Below is a set of records; print all of them exactly as written.

:: Listed entries

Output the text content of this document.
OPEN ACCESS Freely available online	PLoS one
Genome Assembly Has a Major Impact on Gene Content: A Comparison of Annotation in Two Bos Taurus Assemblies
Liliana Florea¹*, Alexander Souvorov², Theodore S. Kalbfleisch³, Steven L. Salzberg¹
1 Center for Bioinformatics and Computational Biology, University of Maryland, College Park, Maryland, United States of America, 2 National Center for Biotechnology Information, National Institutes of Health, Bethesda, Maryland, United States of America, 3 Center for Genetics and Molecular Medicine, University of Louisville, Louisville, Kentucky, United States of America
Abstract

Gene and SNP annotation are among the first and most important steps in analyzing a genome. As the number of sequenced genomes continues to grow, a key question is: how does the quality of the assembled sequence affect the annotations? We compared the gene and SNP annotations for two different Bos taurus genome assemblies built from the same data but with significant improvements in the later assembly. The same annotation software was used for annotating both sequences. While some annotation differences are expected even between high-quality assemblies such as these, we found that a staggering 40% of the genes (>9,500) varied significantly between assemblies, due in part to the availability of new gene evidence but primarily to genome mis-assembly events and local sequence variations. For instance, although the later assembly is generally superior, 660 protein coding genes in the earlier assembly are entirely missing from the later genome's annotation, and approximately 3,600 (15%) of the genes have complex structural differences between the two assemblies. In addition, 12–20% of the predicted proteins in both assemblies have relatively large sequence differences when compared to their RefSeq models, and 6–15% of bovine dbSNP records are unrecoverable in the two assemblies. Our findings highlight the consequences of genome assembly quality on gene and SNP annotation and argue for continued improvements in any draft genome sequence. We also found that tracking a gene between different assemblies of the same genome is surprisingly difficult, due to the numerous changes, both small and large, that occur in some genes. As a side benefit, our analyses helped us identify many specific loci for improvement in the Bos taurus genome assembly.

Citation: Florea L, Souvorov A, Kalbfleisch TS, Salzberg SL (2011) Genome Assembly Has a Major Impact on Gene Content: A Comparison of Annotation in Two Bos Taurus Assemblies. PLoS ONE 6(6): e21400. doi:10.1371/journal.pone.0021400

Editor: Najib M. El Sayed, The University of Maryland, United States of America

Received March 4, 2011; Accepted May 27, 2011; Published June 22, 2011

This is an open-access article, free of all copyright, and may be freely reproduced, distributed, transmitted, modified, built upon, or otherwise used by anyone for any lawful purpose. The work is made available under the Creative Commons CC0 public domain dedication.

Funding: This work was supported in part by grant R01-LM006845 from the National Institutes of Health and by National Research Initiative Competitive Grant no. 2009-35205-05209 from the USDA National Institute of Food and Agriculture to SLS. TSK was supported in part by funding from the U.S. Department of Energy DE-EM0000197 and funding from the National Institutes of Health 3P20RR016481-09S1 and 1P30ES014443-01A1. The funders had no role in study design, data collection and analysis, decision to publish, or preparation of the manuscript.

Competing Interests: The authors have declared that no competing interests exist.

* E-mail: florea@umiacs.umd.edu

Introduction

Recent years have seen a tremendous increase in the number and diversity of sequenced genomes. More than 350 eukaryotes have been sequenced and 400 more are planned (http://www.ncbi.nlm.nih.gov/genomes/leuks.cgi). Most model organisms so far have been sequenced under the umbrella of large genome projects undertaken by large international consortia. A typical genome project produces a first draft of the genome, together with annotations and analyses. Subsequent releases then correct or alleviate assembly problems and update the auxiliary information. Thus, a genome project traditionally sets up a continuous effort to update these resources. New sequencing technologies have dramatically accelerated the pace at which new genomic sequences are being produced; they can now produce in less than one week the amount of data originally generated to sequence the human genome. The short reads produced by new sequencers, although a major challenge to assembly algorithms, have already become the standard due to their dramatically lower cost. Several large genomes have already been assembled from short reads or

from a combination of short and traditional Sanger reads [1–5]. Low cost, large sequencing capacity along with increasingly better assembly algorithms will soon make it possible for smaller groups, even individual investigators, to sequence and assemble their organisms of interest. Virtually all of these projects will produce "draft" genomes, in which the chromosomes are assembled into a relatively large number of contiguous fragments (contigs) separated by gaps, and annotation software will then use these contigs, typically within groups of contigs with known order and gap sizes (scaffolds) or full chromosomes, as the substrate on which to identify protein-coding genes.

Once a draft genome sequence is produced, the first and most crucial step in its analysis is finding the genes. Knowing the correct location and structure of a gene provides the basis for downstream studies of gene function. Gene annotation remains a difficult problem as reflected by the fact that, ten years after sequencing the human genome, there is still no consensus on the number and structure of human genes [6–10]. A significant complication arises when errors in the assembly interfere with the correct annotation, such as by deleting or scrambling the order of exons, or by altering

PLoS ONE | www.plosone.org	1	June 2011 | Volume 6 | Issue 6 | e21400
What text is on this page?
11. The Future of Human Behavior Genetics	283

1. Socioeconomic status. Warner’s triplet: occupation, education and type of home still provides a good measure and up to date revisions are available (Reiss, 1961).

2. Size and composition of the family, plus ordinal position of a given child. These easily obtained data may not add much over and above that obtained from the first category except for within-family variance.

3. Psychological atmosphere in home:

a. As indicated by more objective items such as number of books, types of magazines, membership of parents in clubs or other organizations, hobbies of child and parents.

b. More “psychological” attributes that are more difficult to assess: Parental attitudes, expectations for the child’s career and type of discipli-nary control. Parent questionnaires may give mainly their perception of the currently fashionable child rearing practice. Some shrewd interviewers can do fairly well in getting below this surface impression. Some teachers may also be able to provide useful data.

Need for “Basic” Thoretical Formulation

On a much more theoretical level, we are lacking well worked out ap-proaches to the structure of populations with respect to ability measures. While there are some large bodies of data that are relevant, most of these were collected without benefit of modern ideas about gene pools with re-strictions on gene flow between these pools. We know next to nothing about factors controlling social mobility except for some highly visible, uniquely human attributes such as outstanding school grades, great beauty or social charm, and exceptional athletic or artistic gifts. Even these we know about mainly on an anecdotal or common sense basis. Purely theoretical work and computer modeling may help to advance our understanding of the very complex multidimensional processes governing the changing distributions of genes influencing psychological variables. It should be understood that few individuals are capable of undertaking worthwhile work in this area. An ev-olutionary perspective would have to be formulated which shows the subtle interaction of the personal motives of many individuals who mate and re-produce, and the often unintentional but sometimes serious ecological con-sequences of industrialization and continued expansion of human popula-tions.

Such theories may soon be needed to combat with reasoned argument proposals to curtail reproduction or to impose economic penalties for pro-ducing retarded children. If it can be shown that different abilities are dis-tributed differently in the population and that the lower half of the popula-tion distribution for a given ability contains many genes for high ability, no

::::

## Result of the task
Output the text content of this document.
OPEN ACCESS Freely available online	PLoS one
Genome Assembly Has a Major Impact on Gene Content: A Comparison of Annotation in Two Bos Taurus Assemblies
Liliana Florea¹*, Alexander Souvorov², Theodore S. Kalbfleisch³, Steven L. Salzberg¹
1 Center for Bioinformatics and Computational Biology, University of Maryland, College Park, Maryland, United States of America, 2 National Center for Biotechnology Information, National Institutes of Health, Bethesda, Maryland, United States of America, 3 Center for Genetics and Molecular Medicine, University of Louisville, Louisville, Kentucky, United States of America
Abstract

Gene and SNP annotation are among the first and most important steps in analyzing a genome. As the number of sequenced genomes continues to grow, a key question is: how does the quality of the assembled sequence affect the annotations? We compared the gene and SNP annotations for two different Bos taurus genome assemblies built from the same data but with significant improvements in the later assembly. The same annotation software was used for annotating both sequences. While some annotation differences are expected even between high-quality assemblies such as these, we found that a staggering 40% of the genes (>9,500) varied significantly between assemblies, due in part to the availability of new gene evidence but primarily to genome mis-assembly events and local sequence variations. For instance, although the later assembly is generally superior, 660 protein coding genes in the earlier assembly are entirely missing from the later genome's annotation, and approximately 3,600 (15%) of the genes have complex structural differences between the two assemblies. In addition, 12–20% of the predicted proteins in both assemblies have relatively large sequence differences when compared to their RefSeq models, and 6–15% of bovine dbSNP records are unrecoverable in the two assemblies. Our findings highlight the consequences of genome assembly quality on gene and SNP annotation and argue for continued improvements in any draft genome sequence. We also found that tracking a gene between different assemblies of the same genome is surprisingly difficult, due to the numerous changes, both small and large, that occur in some genes. As a side benefit, our analyses helped us identify many specific loci for improvement in the Bos taurus genome assembly.

Citation: Florea L, Souvorov A, Kalbfleisch TS, Salzberg SL (2011) Genome Assembly Has a Major Impact on Gene Content: A Comparison of Annotation in Two Bos Taurus Assemblies. PLoS ONE 6(6): e21400. doi:10.1371/journal.pone.0021400

Editor: Najib M. El Sayed, The University of Maryland, United States of America

Received March 4, 2011; Accepted May 27, 2011; Published June 22, 2011

This is an open-access article, free of all copyright, and may be freely reproduced, distributed, transmitted, modified, built upon, or otherwise used by anyone for any lawful purpose. The work is made available under the Creative Commons CC0 public domain dedication.

Funding: This work was supported in part by grant R01-LM006845 from the National Institutes of Health and by National Research Initiative Competitive Grant no. 2009-35205-05209 from the USDA National Institute of Food and Agriculture to SLS. TSK was supported in part by funding from the U.S. Department of Energy DE-EM0000197 and funding from the National Institutes of Health 3P20RR016481-09S1 and 1P30ES014443-01A1. The funders had no role in study design, data collection and analysis, decision to publish, or preparation of the manuscript.

Competing Interests: The authors have declared that no competing interests exist.

* E-mail: florea@umiacs.umd.edu

Introduction

Recent years have seen a tremendous increase in the number and diversity of sequenced genomes. More than 350 eukaryotes have been sequenced and 400 more are planned (http://www.ncbi.nlm.nih.gov/genomes/leuks.cgi). Most model organisms so far have been sequenced under the umbrella of large genome projects undertaken by large international consortia. A typical genome project produces a first draft of the genome, together with annotations and analyses. Subsequent releases then correct or alleviate assembly problems and update the auxiliary information. Thus, a genome project traditionally sets up a continuous effort to update these resources. New sequencing technologies have dramatically accelerated the pace at which new genomic sequences are being produced; they can now produce in less than one week the amount of data originally generated to sequence the human genome. The short reads produced by new sequencers, although a major challenge to assembly algorithms, have already become the standard due to their dramatically lower cost. Several large genomes have already been assembled from short reads or

from a combination of short and traditional Sanger reads [1–5]. Low cost, large sequencing capacity along with increasingly better assembly algorithms will soon make it possible for smaller groups, even individual investigators, to sequence and assemble their organisms of interest. Virtually all of these projects will produce "draft" genomes, in which the chromosomes are assembled into a relatively large number of contiguous fragments (contigs) separated by gaps, and annotation software will then use these contigs, typically within groups of contigs with known order and gap sizes (scaffolds) or full chromosomes, as the substrate on which to identify protein-coding genes.

Once a draft genome sequence is produced, the first and most crucial step in its analysis is finding the genes. Knowing the correct location and structure of a gene provides the basis for downstream studies of gene function. Gene annotation remains a difficult problem as reflected by the fact that, ten years after sequencing the human genome, there is still no consensus on the number and structure of human genes [6–10]. A significant complication arises when errors in the assembly interfere with the correct annotation, such as by deleting or scrambling the order of exons, or by altering

PLoS ONE | www.plosone.org	1	June 2011 | Volume 6 | Issue 6 | e21400
What text is on this page?
11. The Future of Human Behavior Genetics	283

1. Socioeconomic status. Warner’s triplet: occupation, education and type of home still provides a good measure and up to date revisions are available (Reiss, 1961).

2. Size and composition of the family, plus ordinal position of a given child. These easily obtained data may not add much over and above that obtained from the first category except for within-family variance.

3. Psychological atmosphere in home:

a. As indicated by more objective items such as number of books, types of magazines, membership of parents in clubs or other organizations, hobbies of child and parents.

b. More “psychological” attributes that are more difficult to assess: Parental attitudes, expectations for the child’s career and type of discipli-nary control. Parent questionnaires may give mainly their perception of the currently fashionable child rearing practice. Some shrewd interviewers can do fairly well in getting below this surface impression. Some teachers may also be able to provide useful data.

Need for “Basic” Thoretical Formulation

On a much more theoretical level, we are lacking well worked out ap-proaches to the structure of populations with respect to ability measures. While there are some large bodies of data that are relevant, most of these were collected without benefit of modern ideas about gene pools with re-strictions on gene flow between these pools. We know next to nothing about factors controlling social mobility except for some highly visible, uniquely human attributes such as outstanding school grades, great beauty or social charm, and exceptional athletic or artistic gifts. Even these we know about mainly on an anecdotal or common sense basis. Purely theoretical work and computer modeling may help to advance our understanding of the very complex multidimensional processes governing the changing distributions of genes influencing psychological variables. It should be understood that few individuals are capable of undertaking worthwhile work in this area. An ev-olutionary perspective would have to be formulated which shows the subtle interaction of the personal motives of many individuals who mate and re-produce, and the often unintentional but sometimes serious ecological con-sequences of industrialization and continued expansion of human popula-tions.

Such theories may soon be needed to combat with reasoned argument proposals to curtail reproduction or to impose economic penalties for pro-ducing retarded children. If it can be shown that different abilities are dis-tributed differently in the population and that the lower half of the popula-tion distribution for a given ability contains many genes for high ability, no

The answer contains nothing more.